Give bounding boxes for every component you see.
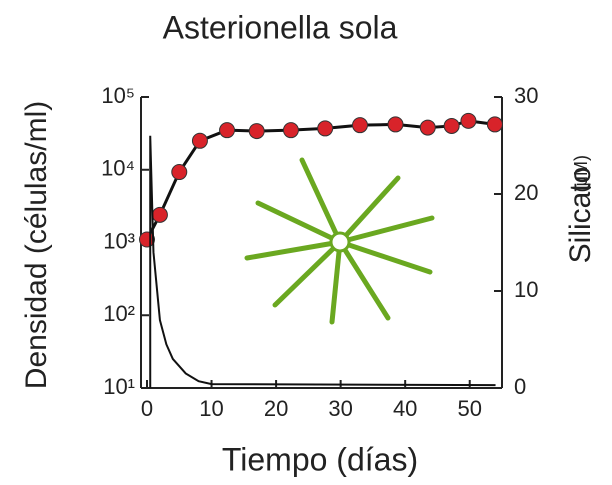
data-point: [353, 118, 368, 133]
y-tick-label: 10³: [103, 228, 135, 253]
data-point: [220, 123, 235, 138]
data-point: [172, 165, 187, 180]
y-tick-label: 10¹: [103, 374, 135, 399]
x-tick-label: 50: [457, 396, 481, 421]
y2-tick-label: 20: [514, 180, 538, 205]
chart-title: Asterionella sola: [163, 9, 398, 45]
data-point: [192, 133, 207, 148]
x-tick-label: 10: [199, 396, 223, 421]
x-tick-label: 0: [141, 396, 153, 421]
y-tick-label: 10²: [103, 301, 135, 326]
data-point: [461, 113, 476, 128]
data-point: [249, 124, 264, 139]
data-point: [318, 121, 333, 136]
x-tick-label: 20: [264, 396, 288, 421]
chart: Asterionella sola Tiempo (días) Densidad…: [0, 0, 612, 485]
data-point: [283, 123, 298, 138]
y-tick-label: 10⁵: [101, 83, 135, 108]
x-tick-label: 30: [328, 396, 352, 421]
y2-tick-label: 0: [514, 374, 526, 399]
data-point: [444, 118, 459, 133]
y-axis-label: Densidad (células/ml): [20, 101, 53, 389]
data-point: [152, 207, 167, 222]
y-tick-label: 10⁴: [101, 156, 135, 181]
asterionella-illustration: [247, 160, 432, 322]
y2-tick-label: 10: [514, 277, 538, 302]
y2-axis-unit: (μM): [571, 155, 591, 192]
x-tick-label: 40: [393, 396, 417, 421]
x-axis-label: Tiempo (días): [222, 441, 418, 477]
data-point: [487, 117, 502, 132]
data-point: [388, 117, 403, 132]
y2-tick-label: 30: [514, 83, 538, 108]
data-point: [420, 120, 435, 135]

REQUIRED TASK
Reproduce every row above word for word, leaving out the pictures.

FULL SOLUTION
Give bounding boxes for every component you see.
data-point: [353, 118, 368, 133]
y-tick-label: 10³: [103, 228, 135, 253]
data-point: [220, 123, 235, 138]
data-point: [172, 165, 187, 180]
y-tick-label: 10¹: [103, 374, 135, 399]
x-tick-label: 50: [457, 396, 481, 421]
y2-tick-label: 20: [514, 180, 538, 205]
chart-title: Asterionella sola: [163, 9, 398, 45]
data-point: [192, 133, 207, 148]
x-tick-label: 10: [199, 396, 223, 421]
x-tick-label: 0: [141, 396, 153, 421]
y-tick-label: 10²: [103, 301, 135, 326]
data-point: [461, 113, 476, 128]
data-point: [249, 124, 264, 139]
data-point: [318, 121, 333, 136]
x-tick-label: 20: [264, 396, 288, 421]
chart: Asterionella sola Tiempo (días) Densidad…: [0, 0, 612, 485]
data-point: [283, 123, 298, 138]
y-tick-label: 10⁵: [101, 83, 135, 108]
x-tick-label: 30: [328, 396, 352, 421]
y2-tick-label: 0: [514, 374, 526, 399]
data-point: [444, 118, 459, 133]
y-axis-label: Densidad (células/ml): [20, 101, 53, 389]
data-point: [152, 207, 167, 222]
y-tick-label: 10⁴: [101, 156, 135, 181]
asterionella-illustration: [247, 160, 432, 322]
y2-tick-label: 10: [514, 277, 538, 302]
y2-axis-unit: (μM): [571, 155, 591, 192]
x-tick-label: 40: [393, 396, 417, 421]
x-axis-label: Tiempo (días): [222, 441, 418, 477]
data-point: [487, 117, 502, 132]
data-point: [388, 117, 403, 132]
y2-tick-label: 30: [514, 83, 538, 108]
data-point: [420, 120, 435, 135]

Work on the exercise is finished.